_The problem:_
In the entries below, find every line with "JSON" and copy it.

>> Start Data shown

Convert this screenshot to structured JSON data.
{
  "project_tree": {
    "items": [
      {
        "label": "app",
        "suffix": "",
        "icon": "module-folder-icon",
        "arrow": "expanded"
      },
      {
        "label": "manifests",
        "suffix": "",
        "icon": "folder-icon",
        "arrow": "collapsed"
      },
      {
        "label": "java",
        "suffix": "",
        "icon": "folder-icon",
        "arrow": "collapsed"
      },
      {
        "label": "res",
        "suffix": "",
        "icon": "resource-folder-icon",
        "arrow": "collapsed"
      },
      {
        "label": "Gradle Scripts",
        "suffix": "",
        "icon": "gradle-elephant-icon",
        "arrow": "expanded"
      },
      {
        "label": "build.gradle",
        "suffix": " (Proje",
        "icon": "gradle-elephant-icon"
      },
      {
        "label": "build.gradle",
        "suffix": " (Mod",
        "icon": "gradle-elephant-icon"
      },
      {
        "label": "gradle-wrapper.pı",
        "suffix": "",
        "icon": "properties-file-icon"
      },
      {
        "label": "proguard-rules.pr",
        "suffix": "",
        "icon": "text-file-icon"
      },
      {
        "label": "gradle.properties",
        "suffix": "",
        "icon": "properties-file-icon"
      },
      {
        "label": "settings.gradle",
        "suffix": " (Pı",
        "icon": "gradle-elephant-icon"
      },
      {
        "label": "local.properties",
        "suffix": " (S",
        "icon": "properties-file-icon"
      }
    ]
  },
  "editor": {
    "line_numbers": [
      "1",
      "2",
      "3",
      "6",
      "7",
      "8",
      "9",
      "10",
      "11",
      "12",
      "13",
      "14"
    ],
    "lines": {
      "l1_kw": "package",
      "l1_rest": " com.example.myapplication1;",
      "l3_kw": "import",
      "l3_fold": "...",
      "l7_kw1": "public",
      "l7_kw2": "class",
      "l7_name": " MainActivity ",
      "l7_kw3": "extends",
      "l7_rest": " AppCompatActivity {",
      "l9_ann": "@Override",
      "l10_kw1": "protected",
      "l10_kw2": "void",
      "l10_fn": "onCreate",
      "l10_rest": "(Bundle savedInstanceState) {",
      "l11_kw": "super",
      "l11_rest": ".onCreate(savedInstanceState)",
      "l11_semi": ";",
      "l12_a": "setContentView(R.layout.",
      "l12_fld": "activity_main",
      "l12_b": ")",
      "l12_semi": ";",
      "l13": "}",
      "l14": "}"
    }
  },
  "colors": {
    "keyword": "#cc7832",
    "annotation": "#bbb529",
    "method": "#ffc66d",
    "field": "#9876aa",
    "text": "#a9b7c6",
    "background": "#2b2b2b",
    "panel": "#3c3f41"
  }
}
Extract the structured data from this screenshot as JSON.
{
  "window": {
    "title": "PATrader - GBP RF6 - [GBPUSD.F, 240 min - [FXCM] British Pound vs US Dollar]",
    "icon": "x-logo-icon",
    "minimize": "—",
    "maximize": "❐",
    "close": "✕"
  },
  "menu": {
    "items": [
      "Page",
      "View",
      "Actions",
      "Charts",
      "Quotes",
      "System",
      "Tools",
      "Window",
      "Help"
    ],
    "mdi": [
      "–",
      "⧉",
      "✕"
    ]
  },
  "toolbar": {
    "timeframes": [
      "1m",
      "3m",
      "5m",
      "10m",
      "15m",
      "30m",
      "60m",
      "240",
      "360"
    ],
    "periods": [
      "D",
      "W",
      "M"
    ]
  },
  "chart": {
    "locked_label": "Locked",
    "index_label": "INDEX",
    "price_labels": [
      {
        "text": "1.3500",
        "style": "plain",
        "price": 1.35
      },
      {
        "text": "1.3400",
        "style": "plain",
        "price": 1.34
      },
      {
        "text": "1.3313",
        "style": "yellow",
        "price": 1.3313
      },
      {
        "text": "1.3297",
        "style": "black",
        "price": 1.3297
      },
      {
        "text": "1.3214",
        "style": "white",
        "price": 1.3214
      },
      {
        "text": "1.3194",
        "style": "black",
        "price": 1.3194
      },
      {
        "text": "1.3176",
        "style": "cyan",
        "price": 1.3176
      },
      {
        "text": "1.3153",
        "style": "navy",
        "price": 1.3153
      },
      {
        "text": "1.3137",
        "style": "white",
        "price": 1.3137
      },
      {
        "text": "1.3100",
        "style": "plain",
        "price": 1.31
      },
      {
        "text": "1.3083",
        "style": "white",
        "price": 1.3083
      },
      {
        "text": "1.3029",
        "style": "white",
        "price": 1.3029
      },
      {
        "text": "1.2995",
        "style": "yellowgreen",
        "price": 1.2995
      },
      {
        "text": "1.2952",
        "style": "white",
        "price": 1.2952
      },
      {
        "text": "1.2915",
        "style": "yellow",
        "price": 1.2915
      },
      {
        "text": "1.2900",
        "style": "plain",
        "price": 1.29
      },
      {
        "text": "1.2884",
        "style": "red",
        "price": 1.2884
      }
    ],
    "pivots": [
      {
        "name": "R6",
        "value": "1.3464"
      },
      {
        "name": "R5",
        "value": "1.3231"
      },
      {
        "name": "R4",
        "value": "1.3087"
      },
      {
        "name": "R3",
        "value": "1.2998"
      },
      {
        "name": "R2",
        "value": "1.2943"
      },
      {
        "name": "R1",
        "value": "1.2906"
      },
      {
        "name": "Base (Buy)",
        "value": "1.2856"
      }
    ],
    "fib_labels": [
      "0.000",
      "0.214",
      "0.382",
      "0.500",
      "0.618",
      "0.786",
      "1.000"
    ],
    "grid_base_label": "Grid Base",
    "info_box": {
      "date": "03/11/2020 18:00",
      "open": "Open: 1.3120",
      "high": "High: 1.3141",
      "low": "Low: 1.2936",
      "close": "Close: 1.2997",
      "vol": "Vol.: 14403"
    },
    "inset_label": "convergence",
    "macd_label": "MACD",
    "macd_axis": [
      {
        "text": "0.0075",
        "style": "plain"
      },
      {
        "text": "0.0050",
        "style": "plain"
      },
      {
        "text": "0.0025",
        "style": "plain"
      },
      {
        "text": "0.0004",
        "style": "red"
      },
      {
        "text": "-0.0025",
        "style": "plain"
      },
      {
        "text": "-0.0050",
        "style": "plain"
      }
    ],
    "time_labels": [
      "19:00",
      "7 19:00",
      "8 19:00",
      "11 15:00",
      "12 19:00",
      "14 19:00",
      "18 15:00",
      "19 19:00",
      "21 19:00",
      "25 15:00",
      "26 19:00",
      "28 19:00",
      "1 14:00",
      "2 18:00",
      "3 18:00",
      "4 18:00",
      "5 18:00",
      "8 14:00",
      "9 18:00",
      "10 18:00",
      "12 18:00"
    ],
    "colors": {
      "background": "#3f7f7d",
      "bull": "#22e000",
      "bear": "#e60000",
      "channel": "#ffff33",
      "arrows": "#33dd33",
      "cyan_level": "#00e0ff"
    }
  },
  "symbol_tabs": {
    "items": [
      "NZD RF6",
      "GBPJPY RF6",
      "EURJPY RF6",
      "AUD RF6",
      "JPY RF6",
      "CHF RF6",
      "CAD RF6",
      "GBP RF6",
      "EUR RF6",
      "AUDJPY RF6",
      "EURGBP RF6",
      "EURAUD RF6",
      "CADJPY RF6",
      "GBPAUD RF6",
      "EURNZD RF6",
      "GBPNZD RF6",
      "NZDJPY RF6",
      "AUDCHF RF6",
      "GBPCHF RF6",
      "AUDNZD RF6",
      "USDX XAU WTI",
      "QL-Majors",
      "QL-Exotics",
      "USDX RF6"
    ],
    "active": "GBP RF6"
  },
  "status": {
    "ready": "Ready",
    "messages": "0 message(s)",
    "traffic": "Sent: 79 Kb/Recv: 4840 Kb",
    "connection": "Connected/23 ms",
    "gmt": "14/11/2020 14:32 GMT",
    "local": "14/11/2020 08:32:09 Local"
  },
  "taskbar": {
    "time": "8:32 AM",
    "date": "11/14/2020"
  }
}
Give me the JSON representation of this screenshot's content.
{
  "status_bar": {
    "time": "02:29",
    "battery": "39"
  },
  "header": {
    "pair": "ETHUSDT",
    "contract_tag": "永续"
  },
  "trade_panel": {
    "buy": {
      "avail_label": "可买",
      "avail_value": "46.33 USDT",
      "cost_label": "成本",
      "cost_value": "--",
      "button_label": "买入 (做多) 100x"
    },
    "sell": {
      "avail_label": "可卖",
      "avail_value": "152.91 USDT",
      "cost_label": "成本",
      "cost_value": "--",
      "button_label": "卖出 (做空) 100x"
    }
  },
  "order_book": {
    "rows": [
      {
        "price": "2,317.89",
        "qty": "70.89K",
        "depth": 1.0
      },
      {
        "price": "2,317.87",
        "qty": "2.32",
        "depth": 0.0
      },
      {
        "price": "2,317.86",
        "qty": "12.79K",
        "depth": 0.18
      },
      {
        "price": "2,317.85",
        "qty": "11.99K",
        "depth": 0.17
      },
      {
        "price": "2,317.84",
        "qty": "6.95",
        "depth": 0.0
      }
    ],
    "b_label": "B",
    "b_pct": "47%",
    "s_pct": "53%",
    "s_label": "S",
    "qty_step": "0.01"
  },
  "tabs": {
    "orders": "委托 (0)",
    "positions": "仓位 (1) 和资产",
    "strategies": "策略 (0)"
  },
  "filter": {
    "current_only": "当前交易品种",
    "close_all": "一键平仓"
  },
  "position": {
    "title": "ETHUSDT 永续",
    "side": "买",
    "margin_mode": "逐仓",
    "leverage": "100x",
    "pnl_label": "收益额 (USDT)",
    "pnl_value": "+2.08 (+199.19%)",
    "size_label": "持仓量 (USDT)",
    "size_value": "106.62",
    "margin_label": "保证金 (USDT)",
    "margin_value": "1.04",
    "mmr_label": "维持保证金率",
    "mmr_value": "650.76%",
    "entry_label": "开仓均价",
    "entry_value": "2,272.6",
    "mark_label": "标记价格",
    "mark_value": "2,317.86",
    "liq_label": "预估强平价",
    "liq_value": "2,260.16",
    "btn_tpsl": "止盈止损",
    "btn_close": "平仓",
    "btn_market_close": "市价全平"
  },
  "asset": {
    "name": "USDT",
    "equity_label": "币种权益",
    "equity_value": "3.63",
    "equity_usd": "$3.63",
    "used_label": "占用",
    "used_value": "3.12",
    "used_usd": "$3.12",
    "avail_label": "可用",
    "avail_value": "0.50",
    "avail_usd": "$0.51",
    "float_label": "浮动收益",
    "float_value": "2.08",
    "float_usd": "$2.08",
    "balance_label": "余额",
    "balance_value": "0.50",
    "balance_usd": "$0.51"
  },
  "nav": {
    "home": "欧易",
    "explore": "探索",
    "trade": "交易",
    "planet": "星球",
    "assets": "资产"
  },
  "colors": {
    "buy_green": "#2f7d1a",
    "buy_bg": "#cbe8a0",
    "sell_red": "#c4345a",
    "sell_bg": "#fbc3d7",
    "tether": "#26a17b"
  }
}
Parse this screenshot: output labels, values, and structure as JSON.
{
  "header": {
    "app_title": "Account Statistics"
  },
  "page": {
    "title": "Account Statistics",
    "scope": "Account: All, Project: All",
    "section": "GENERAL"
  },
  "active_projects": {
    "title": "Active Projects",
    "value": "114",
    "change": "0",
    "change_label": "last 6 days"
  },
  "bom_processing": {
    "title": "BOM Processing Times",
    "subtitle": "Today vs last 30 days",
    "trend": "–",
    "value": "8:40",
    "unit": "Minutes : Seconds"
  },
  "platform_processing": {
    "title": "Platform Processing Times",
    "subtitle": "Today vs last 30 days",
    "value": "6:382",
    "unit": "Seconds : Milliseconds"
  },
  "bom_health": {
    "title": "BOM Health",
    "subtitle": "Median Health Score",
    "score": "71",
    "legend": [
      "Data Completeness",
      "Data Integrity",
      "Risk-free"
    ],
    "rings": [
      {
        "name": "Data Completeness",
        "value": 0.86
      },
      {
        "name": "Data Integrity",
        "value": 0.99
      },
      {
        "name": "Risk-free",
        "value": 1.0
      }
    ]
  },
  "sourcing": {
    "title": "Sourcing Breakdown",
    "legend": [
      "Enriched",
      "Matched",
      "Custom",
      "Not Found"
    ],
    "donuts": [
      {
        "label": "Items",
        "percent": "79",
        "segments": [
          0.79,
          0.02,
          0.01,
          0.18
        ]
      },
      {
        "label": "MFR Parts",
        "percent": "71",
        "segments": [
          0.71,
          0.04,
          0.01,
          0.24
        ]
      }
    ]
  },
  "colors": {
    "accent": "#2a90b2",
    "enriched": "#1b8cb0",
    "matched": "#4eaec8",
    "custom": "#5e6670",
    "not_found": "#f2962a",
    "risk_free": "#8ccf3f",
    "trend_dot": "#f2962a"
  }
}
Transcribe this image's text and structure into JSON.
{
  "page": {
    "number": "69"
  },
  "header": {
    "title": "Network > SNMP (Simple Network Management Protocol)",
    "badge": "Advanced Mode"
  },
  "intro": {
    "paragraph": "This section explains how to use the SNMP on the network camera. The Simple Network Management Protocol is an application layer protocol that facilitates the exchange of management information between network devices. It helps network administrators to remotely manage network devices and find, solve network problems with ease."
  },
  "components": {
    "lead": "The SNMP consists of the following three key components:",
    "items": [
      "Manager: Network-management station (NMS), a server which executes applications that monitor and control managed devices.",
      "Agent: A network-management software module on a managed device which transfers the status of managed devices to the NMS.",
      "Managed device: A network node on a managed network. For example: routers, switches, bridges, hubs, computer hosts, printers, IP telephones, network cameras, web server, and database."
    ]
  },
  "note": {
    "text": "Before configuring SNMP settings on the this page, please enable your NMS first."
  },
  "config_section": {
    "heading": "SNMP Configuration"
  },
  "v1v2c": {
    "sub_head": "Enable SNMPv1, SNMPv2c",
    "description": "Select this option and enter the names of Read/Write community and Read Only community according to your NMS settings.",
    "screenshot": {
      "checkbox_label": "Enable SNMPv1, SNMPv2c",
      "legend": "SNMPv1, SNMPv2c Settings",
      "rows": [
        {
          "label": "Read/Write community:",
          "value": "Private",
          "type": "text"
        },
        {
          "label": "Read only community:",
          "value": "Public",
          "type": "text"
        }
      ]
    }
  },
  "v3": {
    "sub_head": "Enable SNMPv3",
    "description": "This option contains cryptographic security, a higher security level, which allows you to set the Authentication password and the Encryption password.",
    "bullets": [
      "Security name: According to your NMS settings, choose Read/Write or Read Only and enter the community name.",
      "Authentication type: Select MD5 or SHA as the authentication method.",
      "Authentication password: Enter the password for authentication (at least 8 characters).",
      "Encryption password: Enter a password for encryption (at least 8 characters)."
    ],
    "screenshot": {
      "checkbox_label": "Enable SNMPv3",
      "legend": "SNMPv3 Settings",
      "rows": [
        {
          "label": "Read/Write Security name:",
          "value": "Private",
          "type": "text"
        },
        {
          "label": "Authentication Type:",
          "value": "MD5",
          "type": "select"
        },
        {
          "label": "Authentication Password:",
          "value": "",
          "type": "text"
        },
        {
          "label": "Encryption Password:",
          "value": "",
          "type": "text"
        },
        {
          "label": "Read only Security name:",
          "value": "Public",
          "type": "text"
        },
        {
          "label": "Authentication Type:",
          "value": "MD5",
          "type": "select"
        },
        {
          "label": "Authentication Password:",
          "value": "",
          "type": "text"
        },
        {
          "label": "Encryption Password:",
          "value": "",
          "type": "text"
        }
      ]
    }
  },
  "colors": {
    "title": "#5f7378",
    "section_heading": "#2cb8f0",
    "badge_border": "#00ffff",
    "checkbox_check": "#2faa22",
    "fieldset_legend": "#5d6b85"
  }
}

>> End Data shown

_Exercise response:_
Convert this screenshot to structured JSON data.
Extract the structured data from this screenshot as JSON.
Give me the JSON representation of this screenshot's content.
Parse this screenshot: output labels, values, and structure as JSON.
Transcribe this image's text and structure into JSON.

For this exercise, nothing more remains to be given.